Every entry must be duplicated precisely as written.

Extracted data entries
++++++++

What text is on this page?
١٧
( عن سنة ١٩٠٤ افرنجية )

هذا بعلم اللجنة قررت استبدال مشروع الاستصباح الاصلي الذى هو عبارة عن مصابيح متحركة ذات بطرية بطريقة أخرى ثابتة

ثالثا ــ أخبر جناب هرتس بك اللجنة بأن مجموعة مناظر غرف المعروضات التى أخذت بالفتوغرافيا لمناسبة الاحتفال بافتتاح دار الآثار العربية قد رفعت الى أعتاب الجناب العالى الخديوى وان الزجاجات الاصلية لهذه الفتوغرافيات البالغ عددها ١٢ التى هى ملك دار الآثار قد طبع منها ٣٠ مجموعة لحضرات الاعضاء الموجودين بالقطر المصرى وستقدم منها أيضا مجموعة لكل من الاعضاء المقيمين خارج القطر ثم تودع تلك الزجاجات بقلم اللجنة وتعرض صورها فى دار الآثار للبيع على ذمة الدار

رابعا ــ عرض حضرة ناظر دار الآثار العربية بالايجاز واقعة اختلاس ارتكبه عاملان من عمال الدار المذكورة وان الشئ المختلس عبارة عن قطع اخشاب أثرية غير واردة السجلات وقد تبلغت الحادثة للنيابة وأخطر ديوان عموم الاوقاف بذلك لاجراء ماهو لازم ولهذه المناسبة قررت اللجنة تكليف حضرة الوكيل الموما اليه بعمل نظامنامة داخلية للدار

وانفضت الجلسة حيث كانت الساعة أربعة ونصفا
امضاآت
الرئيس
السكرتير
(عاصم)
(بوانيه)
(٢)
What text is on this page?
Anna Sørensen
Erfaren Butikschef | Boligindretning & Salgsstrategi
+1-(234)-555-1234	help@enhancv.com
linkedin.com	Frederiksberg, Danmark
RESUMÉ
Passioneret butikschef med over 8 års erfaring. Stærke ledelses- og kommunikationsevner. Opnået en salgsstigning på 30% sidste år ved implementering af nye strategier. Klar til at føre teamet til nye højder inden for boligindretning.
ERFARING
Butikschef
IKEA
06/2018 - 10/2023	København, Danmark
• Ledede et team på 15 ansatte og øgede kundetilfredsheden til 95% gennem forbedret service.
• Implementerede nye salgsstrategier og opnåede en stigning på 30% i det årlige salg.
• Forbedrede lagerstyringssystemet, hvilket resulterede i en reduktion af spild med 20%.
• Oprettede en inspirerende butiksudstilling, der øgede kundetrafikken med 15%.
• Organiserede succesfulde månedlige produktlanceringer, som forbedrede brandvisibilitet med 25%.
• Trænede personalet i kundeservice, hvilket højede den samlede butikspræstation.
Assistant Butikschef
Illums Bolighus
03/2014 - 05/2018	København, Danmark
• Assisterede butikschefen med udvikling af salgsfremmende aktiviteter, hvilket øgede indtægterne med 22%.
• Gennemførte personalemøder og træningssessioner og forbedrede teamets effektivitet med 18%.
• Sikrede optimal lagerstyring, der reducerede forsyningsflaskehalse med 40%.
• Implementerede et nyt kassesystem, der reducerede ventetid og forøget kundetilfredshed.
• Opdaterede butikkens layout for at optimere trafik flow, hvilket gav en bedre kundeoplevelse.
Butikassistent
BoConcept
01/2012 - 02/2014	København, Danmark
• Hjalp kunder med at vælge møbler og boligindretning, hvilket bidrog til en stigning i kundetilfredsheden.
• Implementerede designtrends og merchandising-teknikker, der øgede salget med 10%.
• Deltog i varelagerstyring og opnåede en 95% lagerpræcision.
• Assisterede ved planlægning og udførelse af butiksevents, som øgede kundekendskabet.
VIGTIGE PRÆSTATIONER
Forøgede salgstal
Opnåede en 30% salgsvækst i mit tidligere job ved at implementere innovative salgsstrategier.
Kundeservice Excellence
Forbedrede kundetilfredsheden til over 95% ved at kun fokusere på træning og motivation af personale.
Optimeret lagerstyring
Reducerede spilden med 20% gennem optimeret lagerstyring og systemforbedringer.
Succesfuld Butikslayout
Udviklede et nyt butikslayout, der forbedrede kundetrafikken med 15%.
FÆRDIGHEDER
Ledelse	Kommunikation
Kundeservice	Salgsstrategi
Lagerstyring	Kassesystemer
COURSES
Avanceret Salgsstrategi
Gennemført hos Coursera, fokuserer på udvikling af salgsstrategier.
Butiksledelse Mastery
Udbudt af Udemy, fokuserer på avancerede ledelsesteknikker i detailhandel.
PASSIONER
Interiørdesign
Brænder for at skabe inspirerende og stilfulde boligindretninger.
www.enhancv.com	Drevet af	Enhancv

++++++++

§ Solution for this task
What text is on this page?
١٧
( عن سنة ١٩٠٤ افرنجية )

هذا بعلم اللجنة قررت استبدال مشروع الاستصباح الاصلي الذى هو عبارة عن مصابيح متحركة ذات بطرية بطريقة أخرى ثابتة

ثالثا ــ أخبر جناب هرتس بك اللجنة بأن مجموعة مناظر غرف المعروضات التى أخذت بالفتوغرافيا لمناسبة الاحتفال بافتتاح دار الآثار العربية قد رفعت الى أعتاب الجناب العالى الخديوى وان الزجاجات الاصلية لهذه الفتوغرافيات البالغ عددها ١٢ التى هى ملك دار الآثار قد طبع منها ٣٠ مجموعة لحضرات الاعضاء الموجودين بالقطر المصرى وستقدم منها أيضا مجموعة لكل من الاعضاء المقيمين خارج القطر ثم تودع تلك الزجاجات بقلم اللجنة وتعرض صورها فى دار الآثار للبيع على ذمة الدار

رابعا ــ عرض حضرة ناظر دار الآثار العربية بالايجاز واقعة اختلاس ارتكبه عاملان من عمال الدار المذكورة وان الشئ المختلس عبارة عن قطع اخشاب أثرية غير واردة السجلات وقد تبلغت الحادثة للنيابة وأخطر ديوان عموم الاوقاف بذلك لاجراء ماهو لازم ولهذه المناسبة قررت اللجنة تكليف حضرة الوكيل الموما اليه بعمل نظامنامة داخلية للدار

وانفضت الجلسة حيث كانت الساعة أربعة ونصفا
امضاآت
الرئيس
السكرتير
(عاصم)
(بوانيه)
(٢)
What text is on this page?
Anna Sørensen
Erfaren Butikschef | Boligindretning & Salgsstrategi
+1-(234)-555-1234	help@enhancv.com
linkedin.com	Frederiksberg, Danmark
RESUMÉ
Passioneret butikschef med over 8 års erfaring. Stærke ledelses- og kommunikationsevner. Opnået en salgsstigning på 30% sidste år ved implementering af nye strategier. Klar til at føre teamet til nye højder inden for boligindretning.
ERFARING
Butikschef
IKEA
06/2018 - 10/2023	København, Danmark
• Ledede et team på 15 ansatte og øgede kundetilfredsheden til 95% gennem forbedret service.
• Implementerede nye salgsstrategier og opnåede en stigning på 30% i det årlige salg.
• Forbedrede lagerstyringssystemet, hvilket resulterede i en reduktion af spild med 20%.
• Oprettede en inspirerende butiksudstilling, der øgede kundetrafikken med 15%.
• Organiserede succesfulde månedlige produktlanceringer, som forbedrede brandvisibilitet med 25%.
• Trænede personalet i kundeservice, hvilket højede den samlede butikspræstation.
Assistant Butikschef
Illums Bolighus
03/2014 - 05/2018	København, Danmark
• Assisterede butikschefen med udvikling af salgsfremmende aktiviteter, hvilket øgede indtægterne med 22%.
• Gennemførte personalemøder og træningssessioner og forbedrede teamets effektivitet med 18%.
• Sikrede optimal lagerstyring, der reducerede forsyningsflaskehalse med 40%.
• Implementerede et nyt kassesystem, der reducerede ventetid og forøget kundetilfredshed.
• Opdaterede butikkens layout for at optimere trafik flow, hvilket gav en bedre kundeoplevelse.
Butikassistent
BoConcept
01/2012 - 02/2014	København, Danmark
• Hjalp kunder med at vælge møbler og boligindretning, hvilket bidrog til en stigning i kundetilfredsheden.
• Implementerede designtrends og merchandising-teknikker, der øgede salget med 10%.
• Deltog i varelagerstyring og opnåede en 95% lagerpræcision.
• Assisterede ved planlægning og udførelse af butiksevents, som øgede kundekendskabet.
VIGTIGE PRÆSTATIONER
Forøgede salgstal
Opnåede en 30% salgsvækst i mit tidligere job ved at implementere innovative salgsstrategier.
Kundeservice Excellence
Forbedrede kundetilfredsheden til over 95% ved at kun fokusere på træning og motivation af personale.
Optimeret lagerstyring
Reducerede spilden med 20% gennem optimeret lagerstyring og systemforbedringer.
Succesfuld Butikslayout
Udviklede et nyt butikslayout, der forbedrede kundetrafikken med 15%.
FÆRDIGHEDER
Ledelse	Kommunikation
Kundeservice	Salgsstrategi
Lagerstyring	Kassesystemer
COURSES
Avanceret Salgsstrategi
Gennemført hos Coursera, fokuserer på udvikling af salgsstrategier.
Butiksledelse Mastery
Udbudt af Udemy, fokuserer på avancerede ledelsesteknikker i detailhandel.
PASSIONER
Interiørdesign
Brænder for at skabe inspirerende og stilfulde boligindretninger.
www.enhancv.com	Drevet af	Enhancv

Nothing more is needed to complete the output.